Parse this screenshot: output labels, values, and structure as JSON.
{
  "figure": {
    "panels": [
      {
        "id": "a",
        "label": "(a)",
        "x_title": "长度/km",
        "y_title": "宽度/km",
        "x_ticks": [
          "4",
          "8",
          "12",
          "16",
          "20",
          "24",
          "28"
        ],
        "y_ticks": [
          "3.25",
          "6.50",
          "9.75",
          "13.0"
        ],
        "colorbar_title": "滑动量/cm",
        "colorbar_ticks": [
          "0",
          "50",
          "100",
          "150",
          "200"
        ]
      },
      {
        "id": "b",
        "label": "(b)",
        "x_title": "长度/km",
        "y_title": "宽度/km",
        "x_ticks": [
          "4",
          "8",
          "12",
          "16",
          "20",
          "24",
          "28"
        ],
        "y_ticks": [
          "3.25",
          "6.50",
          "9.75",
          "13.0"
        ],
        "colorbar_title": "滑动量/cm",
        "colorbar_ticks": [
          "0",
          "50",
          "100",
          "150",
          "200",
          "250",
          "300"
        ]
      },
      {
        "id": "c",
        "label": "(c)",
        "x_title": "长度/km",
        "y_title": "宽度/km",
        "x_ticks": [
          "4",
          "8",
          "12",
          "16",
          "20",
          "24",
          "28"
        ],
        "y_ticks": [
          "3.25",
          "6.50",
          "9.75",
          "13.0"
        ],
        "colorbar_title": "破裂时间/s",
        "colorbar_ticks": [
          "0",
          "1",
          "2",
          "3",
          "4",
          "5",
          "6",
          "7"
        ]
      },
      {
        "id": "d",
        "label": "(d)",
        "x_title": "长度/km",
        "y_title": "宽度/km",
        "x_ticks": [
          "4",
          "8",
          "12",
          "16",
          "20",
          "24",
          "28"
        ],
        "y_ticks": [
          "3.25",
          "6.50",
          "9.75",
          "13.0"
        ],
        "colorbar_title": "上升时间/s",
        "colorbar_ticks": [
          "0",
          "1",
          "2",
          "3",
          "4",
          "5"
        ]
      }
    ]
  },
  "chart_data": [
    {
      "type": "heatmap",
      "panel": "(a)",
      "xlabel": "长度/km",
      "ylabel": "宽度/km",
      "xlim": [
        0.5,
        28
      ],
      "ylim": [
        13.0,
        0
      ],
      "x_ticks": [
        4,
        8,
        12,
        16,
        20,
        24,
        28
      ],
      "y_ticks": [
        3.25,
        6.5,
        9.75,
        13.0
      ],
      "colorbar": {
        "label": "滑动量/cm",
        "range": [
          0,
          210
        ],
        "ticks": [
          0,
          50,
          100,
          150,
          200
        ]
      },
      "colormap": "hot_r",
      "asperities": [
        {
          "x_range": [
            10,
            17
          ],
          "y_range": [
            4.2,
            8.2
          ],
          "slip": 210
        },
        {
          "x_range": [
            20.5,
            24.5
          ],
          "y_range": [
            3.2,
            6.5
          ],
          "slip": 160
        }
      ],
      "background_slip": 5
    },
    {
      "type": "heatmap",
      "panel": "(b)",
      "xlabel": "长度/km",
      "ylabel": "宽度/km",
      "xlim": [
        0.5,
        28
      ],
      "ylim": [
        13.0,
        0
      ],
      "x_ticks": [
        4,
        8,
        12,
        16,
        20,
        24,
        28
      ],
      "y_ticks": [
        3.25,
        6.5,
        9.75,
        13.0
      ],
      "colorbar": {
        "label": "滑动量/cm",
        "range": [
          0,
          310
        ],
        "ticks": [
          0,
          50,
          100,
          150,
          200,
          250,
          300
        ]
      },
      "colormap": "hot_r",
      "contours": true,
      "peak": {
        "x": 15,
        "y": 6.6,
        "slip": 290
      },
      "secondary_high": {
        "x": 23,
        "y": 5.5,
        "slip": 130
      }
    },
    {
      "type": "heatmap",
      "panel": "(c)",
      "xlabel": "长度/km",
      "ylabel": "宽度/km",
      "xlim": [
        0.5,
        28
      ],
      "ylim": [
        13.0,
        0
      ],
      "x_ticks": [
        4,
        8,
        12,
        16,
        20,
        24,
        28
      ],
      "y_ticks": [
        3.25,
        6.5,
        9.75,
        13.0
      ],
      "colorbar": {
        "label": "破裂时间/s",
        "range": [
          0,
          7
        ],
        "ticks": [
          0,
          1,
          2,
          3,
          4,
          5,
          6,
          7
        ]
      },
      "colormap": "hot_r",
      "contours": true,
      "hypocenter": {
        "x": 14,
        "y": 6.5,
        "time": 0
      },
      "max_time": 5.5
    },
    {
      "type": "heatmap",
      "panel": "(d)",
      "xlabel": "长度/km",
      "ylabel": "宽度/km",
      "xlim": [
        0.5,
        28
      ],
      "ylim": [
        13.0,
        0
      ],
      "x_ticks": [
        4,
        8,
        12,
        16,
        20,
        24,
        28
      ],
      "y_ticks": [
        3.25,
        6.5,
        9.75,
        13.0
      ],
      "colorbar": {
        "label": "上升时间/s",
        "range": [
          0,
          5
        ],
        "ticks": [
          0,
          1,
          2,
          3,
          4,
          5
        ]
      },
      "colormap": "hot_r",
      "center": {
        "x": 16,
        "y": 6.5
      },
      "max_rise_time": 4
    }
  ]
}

* [SET EXERCISE]: Retype every entry above, word for word.

* [EXERCISE OUTPUT]:
Parse this screenshot: output labels, values, and structure as JSON.
{
  "figure": {
    "panels": [
      {
        "id": "a",
        "label": "(a)",
        "x_title": "长度/km",
        "y_title": "宽度/km",
        "x_ticks": [
          "4",
          "8",
          "12",
          "16",
          "20",
          "24",
          "28"
        ],
        "y_ticks": [
          "3.25",
          "6.50",
          "9.75",
          "13.0"
        ],
        "colorbar_title": "滑动量/cm",
        "colorbar_ticks": [
          "0",
          "50",
          "100",
          "150",
          "200"
        ]
      },
      {
        "id": "b",
        "label": "(b)",
        "x_title": "长度/km",
        "y_title": "宽度/km",
        "x_ticks": [
          "4",
          "8",
          "12",
          "16",
          "20",
          "24",
          "28"
        ],
        "y_ticks": [
          "3.25",
          "6.50",
          "9.75",
          "13.0"
        ],
        "colorbar_title": "滑动量/cm",
        "colorbar_ticks": [
          "0",
          "50",
          "100",
          "150",
          "200",
          "250",
          "300"
        ]
      },
      {
        "id": "c",
        "label": "(c)",
        "x_title": "长度/km",
        "y_title": "宽度/km",
        "x_ticks": [
          "4",
          "8",
          "12",
          "16",
          "20",
          "24",
          "28"
        ],
        "y_ticks": [
          "3.25",
          "6.50",
          "9.75",
          "13.0"
        ],
        "colorbar_title": "破裂时间/s",
        "colorbar_ticks": [
          "0",
          "1",
          "2",
          "3",
          "4",
          "5",
          "6",
          "7"
        ]
      },
      {
        "id": "d",
        "label": "(d)",
        "x_title": "长度/km",
        "y_title": "宽度/km",
        "x_ticks": [
          "4",
          "8",
          "12",
          "16",
          "20",
          "24",
          "28"
        ],
        "y_ticks": [
          "3.25",
          "6.50",
          "9.75",
          "13.0"
        ],
        "colorbar_title": "上升时间/s",
        "colorbar_ticks": [
          "0",
          "1",
          "2",
          "3",
          "4",
          "5"
        ]
      }
    ]
  },
  "chart_data": [
    {
      "type": "heatmap",
      "panel": "(a)",
      "xlabel": "长度/km",
      "ylabel": "宽度/km",
      "xlim": [
        0.5,
        28
      ],
      "ylim": [
        13.0,
        0
      ],
      "x_ticks": [
        4,
        8,
        12,
        16,
        20,
        24,
        28
      ],
      "y_ticks": [
        3.25,
        6.5,
        9.75,
        13.0
      ],
      "colorbar": {
        "label": "滑动量/cm",
        "range": [
          0,
          210
        ],
        "ticks": [
          0,
          50,
          100,
          150,
          200
        ]
      },
      "colormap": "hot_r",
      "asperities": [
        {
          "x_range": [
            10,
            17
          ],
          "y_range": [
            4.2,
            8.2
          ],
          "slip": 210
        },
        {
          "x_range": [
            20.5,
            24.5
          ],
          "y_range": [
            3.2,
            6.5
          ],
          "slip": 160
        }
      ],
      "background_slip": 5
    },
    {
      "type": "heatmap",
      "panel": "(b)",
      "xlabel": "长度/km",
      "ylabel": "宽度/km",
      "xlim": [
        0.5,
        28
      ],
      "ylim": [
        13.0,
        0
      ],
      "x_ticks": [
        4,
        8,
        12,
        16,
        20,
        24,
        28
      ],
      "y_ticks": [
        3.25,
        6.5,
        9.75,
        13.0
      ],
      "colorbar": {
        "label": "滑动量/cm",
        "range": [
          0,
          310
        ],
        "ticks": [
          0,
          50,
          100,
          150,
          200,
          250,
          300
        ]
      },
      "colormap": "hot_r",
      "contours": true,
      "peak": {
        "x": 15,
        "y": 6.6,
        "slip": 290
      },
      "secondary_high": {
        "x": 23,
        "y": 5.5,
        "slip": 130
      }
    },
    {
      "type": "heatmap",
      "panel": "(c)",
      "xlabel": "长度/km",
      "ylabel": "宽度/km",
      "xlim": [
        0.5,
        28
      ],
      "ylim": [
        13.0,
        0
      ],
      "x_ticks": [
        4,
        8,
        12,
        16,
        20,
        24,
        28
      ],
      "y_ticks": [
        3.25,
        6.5,
        9.75,
        13.0
      ],
      "colorbar": {
        "label": "破裂时间/s",
        "range": [
          0,
          7
        ],
        "ticks": [
          0,
          1,
          2,
          3,
          4,
          5,
          6,
          7
        ]
      },
      "colormap": "hot_r",
      "contours": true,
      "hypocenter": {
        "x": 14,
        "y": 6.5,
        "time": 0
      },
      "max_time": 5.5
    },
    {
      "type": "heatmap",
      "panel": "(d)",
      "xlabel": "长度/km",
      "ylabel": "宽度/km",
      "xlim": [
        0.5,
        28
      ],
      "ylim": [
        13.0,
        0
      ],
      "x_ticks": [
        4,
        8,
        12,
        16,
        20,
        24,
        28
      ],
      "y_ticks": [
        3.25,
        6.5,
        9.75,
        13.0
      ],
      "colorbar": {
        "label": "上升时间/s",
        "range": [
          0,
          5
        ],
        "ticks": [
          0,
          1,
          2,
          3,
          4,
          5
        ]
      },
      "colormap": "hot_r",
      "center": {
        "x": 16,
        "y": 6.5
      },
      "max_rise_time": 4
    }
  ]
}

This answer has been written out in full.